* The exercise: Your task is to copy every record exactly.

* Data rows:
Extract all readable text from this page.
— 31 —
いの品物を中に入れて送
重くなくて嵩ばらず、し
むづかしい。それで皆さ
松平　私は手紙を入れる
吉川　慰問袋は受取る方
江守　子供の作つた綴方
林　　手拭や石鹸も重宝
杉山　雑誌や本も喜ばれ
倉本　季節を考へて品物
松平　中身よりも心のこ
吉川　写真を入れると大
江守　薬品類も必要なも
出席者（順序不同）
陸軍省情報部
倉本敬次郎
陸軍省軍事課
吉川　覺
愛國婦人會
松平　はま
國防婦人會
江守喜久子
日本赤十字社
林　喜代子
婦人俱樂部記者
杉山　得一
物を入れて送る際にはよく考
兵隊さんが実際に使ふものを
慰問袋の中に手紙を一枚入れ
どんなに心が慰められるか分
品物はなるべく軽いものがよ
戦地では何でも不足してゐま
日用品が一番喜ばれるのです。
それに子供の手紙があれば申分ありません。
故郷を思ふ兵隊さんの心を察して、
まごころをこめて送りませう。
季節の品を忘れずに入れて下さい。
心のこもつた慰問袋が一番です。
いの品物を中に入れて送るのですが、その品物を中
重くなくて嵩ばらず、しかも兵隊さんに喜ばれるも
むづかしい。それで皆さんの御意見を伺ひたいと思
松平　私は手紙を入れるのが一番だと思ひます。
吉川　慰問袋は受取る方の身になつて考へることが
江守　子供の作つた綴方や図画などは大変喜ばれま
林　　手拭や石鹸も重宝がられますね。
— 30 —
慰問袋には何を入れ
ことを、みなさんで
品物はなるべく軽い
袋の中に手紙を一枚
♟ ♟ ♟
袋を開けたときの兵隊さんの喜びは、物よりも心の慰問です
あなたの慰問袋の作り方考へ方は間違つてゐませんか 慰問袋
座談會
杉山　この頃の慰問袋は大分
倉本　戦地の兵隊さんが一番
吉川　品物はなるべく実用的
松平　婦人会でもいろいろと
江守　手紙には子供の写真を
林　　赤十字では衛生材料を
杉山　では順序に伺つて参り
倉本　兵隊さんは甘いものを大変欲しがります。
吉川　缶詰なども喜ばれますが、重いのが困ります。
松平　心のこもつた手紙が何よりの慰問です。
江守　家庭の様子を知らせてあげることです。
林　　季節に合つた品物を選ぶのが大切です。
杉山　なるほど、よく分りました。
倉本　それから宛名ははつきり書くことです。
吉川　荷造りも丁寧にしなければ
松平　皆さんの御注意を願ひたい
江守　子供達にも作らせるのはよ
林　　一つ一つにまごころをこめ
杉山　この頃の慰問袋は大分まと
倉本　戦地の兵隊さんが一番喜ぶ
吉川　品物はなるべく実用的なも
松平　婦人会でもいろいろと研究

* Response to the exercise:
Extract all readable text from this page.
— 31 —
いの品物を中に入れて送
重くなくて嵩ばらず、し
むづかしい。それで皆さ
松平　私は手紙を入れる
吉川　慰問袋は受取る方
江守　子供の作つた綴方
林　　手拭や石鹸も重宝
杉山　雑誌や本も喜ばれ
倉本　季節を考へて品物
松平　中身よりも心のこ
吉川　写真を入れると大
江守　薬品類も必要なも
出席者（順序不同）
陸軍省情報部
倉本敬次郎
陸軍省軍事課
吉川　覺
愛國婦人會
松平　はま
國防婦人會
江守喜久子
日本赤十字社
林　喜代子
婦人俱樂部記者
杉山　得一
物を入れて送る際にはよく考
兵隊さんが実際に使ふものを
慰問袋の中に手紙を一枚入れ
どんなに心が慰められるか分
品物はなるべく軽いものがよ
戦地では何でも不足してゐま
日用品が一番喜ばれるのです。
それに子供の手紙があれば申分ありません。
故郷を思ふ兵隊さんの心を察して、
まごころをこめて送りませう。
季節の品を忘れずに入れて下さい。
心のこもつた慰問袋が一番です。
いの品物を中に入れて送るのですが、その品物を中
重くなくて嵩ばらず、しかも兵隊さんに喜ばれるも
むづかしい。それで皆さんの御意見を伺ひたいと思
松平　私は手紙を入れるのが一番だと思ひます。
吉川　慰問袋は受取る方の身になつて考へることが
江守　子供の作つた綴方や図画などは大変喜ばれま
林　　手拭や石鹸も重宝がられますね。
— 30 —
慰問袋には何を入れ
ことを、みなさんで
品物はなるべく軽い
袋の中に手紙を一枚
♟ ♟ ♟
袋を開けたときの兵隊さんの喜びは、物よりも心の慰問です
あなたの慰問袋の作り方考へ方は間違つてゐませんか 慰問袋
座談會
杉山　この頃の慰問袋は大分
倉本　戦地の兵隊さんが一番
吉川　品物はなるべく実用的
松平　婦人会でもいろいろと
江守　手紙には子供の写真を
林　　赤十字では衛生材料を
杉山　では順序に伺つて参り
倉本　兵隊さんは甘いものを大変欲しがります。
吉川　缶詰なども喜ばれますが、重いのが困ります。
松平　心のこもつた手紙が何よりの慰問です。
江守　家庭の様子を知らせてあげることです。
林　　季節に合つた品物を選ぶのが大切です。
杉山　なるほど、よく分りました。
倉本　それから宛名ははつきり書くことです。
吉川　荷造りも丁寧にしなければ
松平　皆さんの御注意を願ひたい
江守　子供達にも作らせるのはよ
林　　一つ一つにまごころをこめ
杉山　この頃の慰問袋は大分まと
倉本　戦地の兵隊さんが一番喜ぶ
吉川　品物はなるべく実用的なも
松平　婦人会でもいろいろと研究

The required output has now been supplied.